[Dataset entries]
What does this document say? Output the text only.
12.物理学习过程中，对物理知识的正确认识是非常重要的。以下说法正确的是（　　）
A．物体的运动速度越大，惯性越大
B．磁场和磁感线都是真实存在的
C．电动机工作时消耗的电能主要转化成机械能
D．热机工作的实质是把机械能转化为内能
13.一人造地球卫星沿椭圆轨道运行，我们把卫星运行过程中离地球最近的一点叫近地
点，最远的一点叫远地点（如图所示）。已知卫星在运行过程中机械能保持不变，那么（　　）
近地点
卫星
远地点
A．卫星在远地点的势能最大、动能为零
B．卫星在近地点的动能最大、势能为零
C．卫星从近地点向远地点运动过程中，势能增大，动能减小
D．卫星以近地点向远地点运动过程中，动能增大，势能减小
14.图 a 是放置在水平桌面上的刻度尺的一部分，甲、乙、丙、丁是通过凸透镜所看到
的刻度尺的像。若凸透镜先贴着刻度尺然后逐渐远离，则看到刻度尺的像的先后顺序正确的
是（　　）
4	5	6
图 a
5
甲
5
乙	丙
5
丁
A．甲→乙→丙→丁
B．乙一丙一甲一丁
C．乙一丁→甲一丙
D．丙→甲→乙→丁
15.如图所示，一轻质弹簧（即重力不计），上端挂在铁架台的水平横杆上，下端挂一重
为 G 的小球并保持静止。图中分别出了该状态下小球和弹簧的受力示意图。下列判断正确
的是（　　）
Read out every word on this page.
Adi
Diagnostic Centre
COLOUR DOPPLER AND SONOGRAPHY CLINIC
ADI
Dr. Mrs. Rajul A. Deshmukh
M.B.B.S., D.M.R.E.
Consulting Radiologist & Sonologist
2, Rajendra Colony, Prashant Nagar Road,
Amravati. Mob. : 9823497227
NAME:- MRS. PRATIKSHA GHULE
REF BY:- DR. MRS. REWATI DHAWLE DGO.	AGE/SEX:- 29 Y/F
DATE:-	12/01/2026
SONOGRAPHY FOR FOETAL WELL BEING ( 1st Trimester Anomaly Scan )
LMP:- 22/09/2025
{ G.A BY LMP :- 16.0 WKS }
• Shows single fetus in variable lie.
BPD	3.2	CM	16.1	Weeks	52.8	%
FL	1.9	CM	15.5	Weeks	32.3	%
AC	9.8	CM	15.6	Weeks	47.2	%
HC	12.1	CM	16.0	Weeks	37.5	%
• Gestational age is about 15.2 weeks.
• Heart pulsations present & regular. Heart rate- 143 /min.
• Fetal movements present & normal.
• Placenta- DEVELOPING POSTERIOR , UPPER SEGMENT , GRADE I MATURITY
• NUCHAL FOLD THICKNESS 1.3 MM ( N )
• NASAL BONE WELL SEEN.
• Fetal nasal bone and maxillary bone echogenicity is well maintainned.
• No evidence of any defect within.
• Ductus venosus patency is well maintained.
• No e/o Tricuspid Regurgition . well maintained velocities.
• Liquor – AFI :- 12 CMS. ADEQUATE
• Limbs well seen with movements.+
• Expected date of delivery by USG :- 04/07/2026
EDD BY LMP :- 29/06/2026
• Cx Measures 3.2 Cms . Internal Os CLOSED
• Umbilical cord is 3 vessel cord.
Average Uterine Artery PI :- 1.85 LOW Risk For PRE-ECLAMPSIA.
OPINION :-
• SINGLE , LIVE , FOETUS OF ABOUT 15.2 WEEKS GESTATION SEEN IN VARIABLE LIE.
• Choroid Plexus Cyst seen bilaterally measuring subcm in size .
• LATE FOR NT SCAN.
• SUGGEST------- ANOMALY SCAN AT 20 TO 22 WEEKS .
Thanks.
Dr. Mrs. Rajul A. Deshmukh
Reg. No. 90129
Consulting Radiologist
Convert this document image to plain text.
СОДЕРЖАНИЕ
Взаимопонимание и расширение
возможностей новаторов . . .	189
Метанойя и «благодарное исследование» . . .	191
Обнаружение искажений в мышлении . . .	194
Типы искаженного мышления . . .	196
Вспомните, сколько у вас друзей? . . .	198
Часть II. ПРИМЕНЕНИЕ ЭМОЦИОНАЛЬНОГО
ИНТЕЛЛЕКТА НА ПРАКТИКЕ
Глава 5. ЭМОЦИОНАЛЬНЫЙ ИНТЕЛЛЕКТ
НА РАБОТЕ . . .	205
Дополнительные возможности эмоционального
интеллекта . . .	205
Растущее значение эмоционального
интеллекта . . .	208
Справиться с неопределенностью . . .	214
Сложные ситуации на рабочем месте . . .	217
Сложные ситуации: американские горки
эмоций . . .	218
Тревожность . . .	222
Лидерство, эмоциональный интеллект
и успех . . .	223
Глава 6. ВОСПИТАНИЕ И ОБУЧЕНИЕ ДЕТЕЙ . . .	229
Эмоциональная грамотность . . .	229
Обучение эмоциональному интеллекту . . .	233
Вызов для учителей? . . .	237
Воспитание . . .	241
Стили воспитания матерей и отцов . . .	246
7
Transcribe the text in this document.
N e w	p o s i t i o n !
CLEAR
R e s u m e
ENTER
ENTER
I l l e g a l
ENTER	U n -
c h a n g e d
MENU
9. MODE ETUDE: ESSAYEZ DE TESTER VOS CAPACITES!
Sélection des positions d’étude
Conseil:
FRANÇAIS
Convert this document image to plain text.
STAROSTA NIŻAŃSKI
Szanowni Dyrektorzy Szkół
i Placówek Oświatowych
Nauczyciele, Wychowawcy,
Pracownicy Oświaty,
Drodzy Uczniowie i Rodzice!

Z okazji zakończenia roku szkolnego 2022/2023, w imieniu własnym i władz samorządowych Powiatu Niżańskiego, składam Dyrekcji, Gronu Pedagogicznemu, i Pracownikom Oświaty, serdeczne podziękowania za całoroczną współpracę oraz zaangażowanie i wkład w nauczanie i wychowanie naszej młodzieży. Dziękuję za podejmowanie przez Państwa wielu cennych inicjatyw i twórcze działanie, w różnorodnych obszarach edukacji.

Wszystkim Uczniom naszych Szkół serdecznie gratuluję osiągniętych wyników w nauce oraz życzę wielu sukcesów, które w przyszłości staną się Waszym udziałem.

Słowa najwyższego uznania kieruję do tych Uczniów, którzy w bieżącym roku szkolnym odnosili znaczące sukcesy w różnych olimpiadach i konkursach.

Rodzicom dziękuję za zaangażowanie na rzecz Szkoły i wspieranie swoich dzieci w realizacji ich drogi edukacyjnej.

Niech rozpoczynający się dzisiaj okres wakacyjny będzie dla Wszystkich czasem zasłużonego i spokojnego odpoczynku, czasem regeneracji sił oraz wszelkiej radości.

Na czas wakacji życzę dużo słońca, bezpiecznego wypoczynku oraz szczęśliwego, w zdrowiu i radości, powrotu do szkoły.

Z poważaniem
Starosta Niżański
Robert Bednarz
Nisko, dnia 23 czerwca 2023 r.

STATED EXERCISE:
Reproduce the entire listing word for word.

RESPONSE:
What does this document say? Output the text only.
12.物理学习过程中，对物理知识的正确认识是非常重要的。以下说法正确的是（　　）
A．物体的运动速度越大，惯性越大
B．磁场和磁感线都是真实存在的
C．电动机工作时消耗的电能主要转化成机械能
D．热机工作的实质是把机械能转化为内能
13.一人造地球卫星沿椭圆轨道运行，我们把卫星运行过程中离地球最近的一点叫近地
点，最远的一点叫远地点（如图所示）。已知卫星在运行过程中机械能保持不变，那么（　　）
近地点
卫星
远地点
A．卫星在远地点的势能最大、动能为零
B．卫星在近地点的动能最大、势能为零
C．卫星从近地点向远地点运动过程中，势能增大，动能减小
D．卫星以近地点向远地点运动过程中，动能增大，势能减小
14.图 a 是放置在水平桌面上的刻度尺的一部分，甲、乙、丙、丁是通过凸透镜所看到
的刻度尺的像。若凸透镜先贴着刻度尺然后逐渐远离，则看到刻度尺的像的先后顺序正确的
是（　　）
4	5	6
图 a
5
甲
5
乙	丙
5
丁
A．甲→乙→丙→丁
B．乙一丙一甲一丁
C．乙一丁→甲一丙
D．丙→甲→乙→丁
15.如图所示，一轻质弹簧（即重力不计），上端挂在铁架台的水平横杆上，下端挂一重
为 G 的小球并保持静止。图中分别出了该状态下小球和弹簧的受力示意图。下列判断正确
的是（　　）
Read out every word on this page.
Adi
Diagnostic Centre
COLOUR DOPPLER AND SONOGRAPHY CLINIC
ADI
Dr. Mrs. Rajul A. Deshmukh
M.B.B.S., D.M.R.E.
Consulting Radiologist & Sonologist
2, Rajendra Colony, Prashant Nagar Road,
Amravati. Mob. : 9823497227
NAME:- MRS. PRATIKSHA GHULE
REF BY:- DR. MRS. REWATI DHAWLE DGO.	AGE/SEX:- 29 Y/F
DATE:-	12/01/2026
SONOGRAPHY FOR FOETAL WELL BEING ( 1st Trimester Anomaly Scan )
LMP:- 22/09/2025
{ G.A BY LMP :- 16.0 WKS }
• Shows single fetus in variable lie.
BPD	3.2	CM	16.1	Weeks	52.8	%
FL	1.9	CM	15.5	Weeks	32.3	%
AC	9.8	CM	15.6	Weeks	47.2	%
HC	12.1	CM	16.0	Weeks	37.5	%
• Gestational age is about 15.2 weeks.
• Heart pulsations present & regular. Heart rate- 143 /min.
• Fetal movements present & normal.
• Placenta- DEVELOPING POSTERIOR , UPPER SEGMENT , GRADE I MATURITY
• NUCHAL FOLD THICKNESS 1.3 MM ( N )
• NASAL BONE WELL SEEN.
• Fetal nasal bone and maxillary bone echogenicity is well maintainned.
• No evidence of any defect within.
• Ductus venosus patency is well maintained.
• No e/o Tricuspid Regurgition . well maintained velocities.
• Liquor – AFI :- 12 CMS. ADEQUATE
• Limbs well seen with movements.+
• Expected date of delivery by USG :- 04/07/2026
EDD BY LMP :- 29/06/2026
• Cx Measures 3.2 Cms . Internal Os CLOSED
• Umbilical cord is 3 vessel cord.
Average Uterine Artery PI :- 1.85 LOW Risk For PRE-ECLAMPSIA.
OPINION :-
• SINGLE , LIVE , FOETUS OF ABOUT 15.2 WEEKS GESTATION SEEN IN VARIABLE LIE.
• Choroid Plexus Cyst seen bilaterally measuring subcm in size .
• LATE FOR NT SCAN.
• SUGGEST------- ANOMALY SCAN AT 20 TO 22 WEEKS .
Thanks.
Dr. Mrs. Rajul A. Deshmukh
Reg. No. 90129
Consulting Radiologist
Convert this document image to plain text.
СОДЕРЖАНИЕ
Взаимопонимание и расширение
возможностей новаторов . . .	189
Метанойя и «благодарное исследование» . . .	191
Обнаружение искажений в мышлении . . .	194
Типы искаженного мышления . . .	196
Вспомните, сколько у вас друзей? . . .	198
Часть II. ПРИМЕНЕНИЕ ЭМОЦИОНАЛЬНОГО
ИНТЕЛЛЕКТА НА ПРАКТИКЕ
Глава 5. ЭМОЦИОНАЛЬНЫЙ ИНТЕЛЛЕКТ
НА РАБОТЕ . . .	205
Дополнительные возможности эмоционального
интеллекта . . .	205
Растущее значение эмоционального
интеллекта . . .	208
Справиться с неопределенностью . . .	214
Сложные ситуации на рабочем месте . . .	217
Сложные ситуации: американские горки
эмоций . . .	218
Тревожность . . .	222
Лидерство, эмоциональный интеллект
и успех . . .	223
Глава 6. ВОСПИТАНИЕ И ОБУЧЕНИЕ ДЕТЕЙ . . .	229
Эмоциональная грамотность . . .	229
Обучение эмоциональному интеллекту . . .	233
Вызов для учителей? . . .	237
Воспитание . . .	241
Стили воспитания матерей и отцов . . .	246
7
Transcribe the text in this document.
N e w	p o s i t i o n !
CLEAR
R e s u m e
ENTER
ENTER
I l l e g a l
ENTER	U n -
c h a n g e d
MENU
9. MODE ETUDE: ESSAYEZ DE TESTER VOS CAPACITES!
Sélection des positions d’étude
Conseil:
FRANÇAIS
Convert this document image to plain text.
STAROSTA NIŻAŃSKI
Szanowni Dyrektorzy Szkół
i Placówek Oświatowych
Nauczyciele, Wychowawcy,
Pracownicy Oświaty,
Drodzy Uczniowie i Rodzice!

Z okazji zakończenia roku szkolnego 2022/2023, w imieniu własnym i władz samorządowych Powiatu Niżańskiego, składam Dyrekcji, Gronu Pedagogicznemu, i Pracownikom Oświaty, serdeczne podziękowania za całoroczną współpracę oraz zaangażowanie i wkład w nauczanie i wychowanie naszej młodzieży. Dziękuję za podejmowanie przez Państwa wielu cennych inicjatyw i twórcze działanie, w różnorodnych obszarach edukacji.

Wszystkim Uczniom naszych Szkół serdecznie gratuluję osiągniętych wyników w nauce oraz życzę wielu sukcesów, które w przyszłości staną się Waszym udziałem.

Słowa najwyższego uznania kieruję do tych Uczniów, którzy w bieżącym roku szkolnym odnosili znaczące sukcesy w różnych olimpiadach i konkursach.

Rodzicom dziękuję za zaangażowanie na rzecz Szkoły i wspieranie swoich dzieci w realizacji ich drogi edukacyjnej.

Niech rozpoczynający się dzisiaj okres wakacyjny będzie dla Wszystkich czasem zasłużonego i spokojnego odpoczynku, czasem regeneracji sił oraz wszelkiej radości.

Na czas wakacji życzę dużo słońca, bezpiecznego wypoczynku oraz szczęśliwego, w zdrowiu i radości, powrotu do szkoły.

Z poważaniem
Starosta Niżański
Robert Bednarz
Nisko, dnia 23 czerwca 2023 r.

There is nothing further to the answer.